■ **READING TEXT**:
◇ ◇ ◇
The European Central Bank has cleared the last regulatory barrier to Groupe BPCE's €6.4 billion takeover of Novobanco, with closing set for 30 April. The Portuguese state's Fundo de Resolução will pocket roughly €1.6 billion, formally closing a twelve-year bank-failure saga that began with BES.

Novobanco Passes to France on 30 April — ECB Clears Final Hurdle for €6.4 Billion BPCE Takeover

Portugal's longest-running bank-failure saga is about to end with a French accent. The European Central Bank, acting through the Single Supervisory Mechanism, on 16 April gave final regulatory clearance for Groupe BPCE — the parent of France's Banque Populaire and Caisse d'Épargne networks — to acquire 100 per cent of Novobanco's capital for approximately €6.4 billion. Closing is scheduled for 30 April 2026, exactly twelve years after the Bank of Portugal's resolution of Banco Espírito Santo spawned Novobanco as a bridge institution.
◇ ◇ ◇
■ **WRITTEN TASK A**:
Reproduce the records verbatim, from their first line up to and including the line that contains "cloud-icon [554,266,600,299]".
The records that follow are unrelated to the text above.
◇ ◇ ◇
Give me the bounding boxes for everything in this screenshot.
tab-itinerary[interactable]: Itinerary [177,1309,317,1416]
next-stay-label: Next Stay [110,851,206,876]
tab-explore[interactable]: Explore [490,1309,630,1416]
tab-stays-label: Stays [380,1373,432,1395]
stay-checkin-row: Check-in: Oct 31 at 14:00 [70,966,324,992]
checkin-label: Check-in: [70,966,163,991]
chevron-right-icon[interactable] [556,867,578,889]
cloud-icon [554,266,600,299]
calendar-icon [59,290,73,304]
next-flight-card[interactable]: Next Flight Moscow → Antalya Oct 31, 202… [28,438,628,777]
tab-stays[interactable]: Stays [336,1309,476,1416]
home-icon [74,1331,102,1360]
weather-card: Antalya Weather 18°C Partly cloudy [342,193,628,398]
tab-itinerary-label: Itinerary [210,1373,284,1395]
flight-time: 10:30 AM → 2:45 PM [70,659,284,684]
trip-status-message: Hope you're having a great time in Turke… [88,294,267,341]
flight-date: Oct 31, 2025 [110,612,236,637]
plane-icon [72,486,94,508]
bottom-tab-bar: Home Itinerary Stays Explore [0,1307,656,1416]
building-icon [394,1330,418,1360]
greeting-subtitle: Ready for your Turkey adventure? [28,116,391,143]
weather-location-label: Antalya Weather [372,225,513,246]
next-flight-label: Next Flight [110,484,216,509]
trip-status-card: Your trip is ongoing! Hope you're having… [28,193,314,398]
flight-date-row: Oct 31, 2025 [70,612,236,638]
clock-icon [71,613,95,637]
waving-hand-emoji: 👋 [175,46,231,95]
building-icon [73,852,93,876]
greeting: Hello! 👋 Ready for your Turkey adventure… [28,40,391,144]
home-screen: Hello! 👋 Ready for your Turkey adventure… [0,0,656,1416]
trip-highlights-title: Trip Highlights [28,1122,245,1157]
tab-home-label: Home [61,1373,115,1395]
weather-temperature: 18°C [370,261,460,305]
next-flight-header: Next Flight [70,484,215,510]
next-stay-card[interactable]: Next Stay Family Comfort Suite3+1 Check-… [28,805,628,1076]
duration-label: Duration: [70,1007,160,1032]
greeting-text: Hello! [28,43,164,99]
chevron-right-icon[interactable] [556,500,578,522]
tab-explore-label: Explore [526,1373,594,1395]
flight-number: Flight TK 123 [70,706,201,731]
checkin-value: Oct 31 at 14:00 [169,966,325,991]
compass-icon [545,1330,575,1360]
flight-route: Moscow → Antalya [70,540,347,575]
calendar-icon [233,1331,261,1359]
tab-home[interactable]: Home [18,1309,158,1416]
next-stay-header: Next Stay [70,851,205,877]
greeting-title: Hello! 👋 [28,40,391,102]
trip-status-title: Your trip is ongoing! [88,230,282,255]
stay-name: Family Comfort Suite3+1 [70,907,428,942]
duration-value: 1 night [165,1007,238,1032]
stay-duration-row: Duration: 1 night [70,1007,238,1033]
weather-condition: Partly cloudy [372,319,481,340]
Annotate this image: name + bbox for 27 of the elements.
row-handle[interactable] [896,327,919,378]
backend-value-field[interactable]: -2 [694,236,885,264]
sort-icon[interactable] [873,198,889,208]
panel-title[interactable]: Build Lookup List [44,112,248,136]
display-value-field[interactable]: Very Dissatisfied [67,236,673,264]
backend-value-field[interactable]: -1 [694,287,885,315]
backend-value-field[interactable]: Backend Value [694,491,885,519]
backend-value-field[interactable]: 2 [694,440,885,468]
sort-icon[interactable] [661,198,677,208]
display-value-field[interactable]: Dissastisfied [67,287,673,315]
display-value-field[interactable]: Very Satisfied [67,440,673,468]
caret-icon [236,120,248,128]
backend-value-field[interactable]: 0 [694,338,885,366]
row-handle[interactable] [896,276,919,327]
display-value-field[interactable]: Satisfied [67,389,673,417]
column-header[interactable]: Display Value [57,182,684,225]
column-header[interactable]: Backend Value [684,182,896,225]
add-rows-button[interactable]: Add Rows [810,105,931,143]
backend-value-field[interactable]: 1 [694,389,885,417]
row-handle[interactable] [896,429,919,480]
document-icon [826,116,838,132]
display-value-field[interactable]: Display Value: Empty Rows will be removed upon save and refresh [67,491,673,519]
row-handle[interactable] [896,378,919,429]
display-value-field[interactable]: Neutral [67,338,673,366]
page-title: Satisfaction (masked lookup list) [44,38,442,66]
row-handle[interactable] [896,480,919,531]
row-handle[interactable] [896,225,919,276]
◇ ◇ ◇
■ **WRITTEN TASK B**:
Write out the passage of the Novobanco takeover report from "The European Central Bank has" up to and including "began with BES.", verbatim.

■ **EXERCISE ANSWER A**:
Give me the bounding boxes for everything in this screenshot.
tab-itinerary[interactable]: Itinerary [177,1309,317,1416]
next-stay-label: Next Stay [110,851,206,876]
tab-explore[interactable]: Explore [490,1309,630,1416]
tab-stays-label: Stays [380,1373,432,1395]
stay-checkin-row: Check-in: Oct 31 at 14:00 [70,966,324,992]
checkin-label: Check-in: [70,966,163,991]
chevron-right-icon[interactable] [556,867,578,889]
cloud-icon [554,266,600,299]

■ **EXERCISE ANSWER B**:
The European Central Bank has cleared the last regulatory barrier to Groupe BPCE's €6.4 billion takeover of Novobanco, with closing set for 30 April. The Portuguese state's Fundo de Resolução will pocket roughly €1.6 billion, formally closing a twelve-year bank-failure saga that began with BES.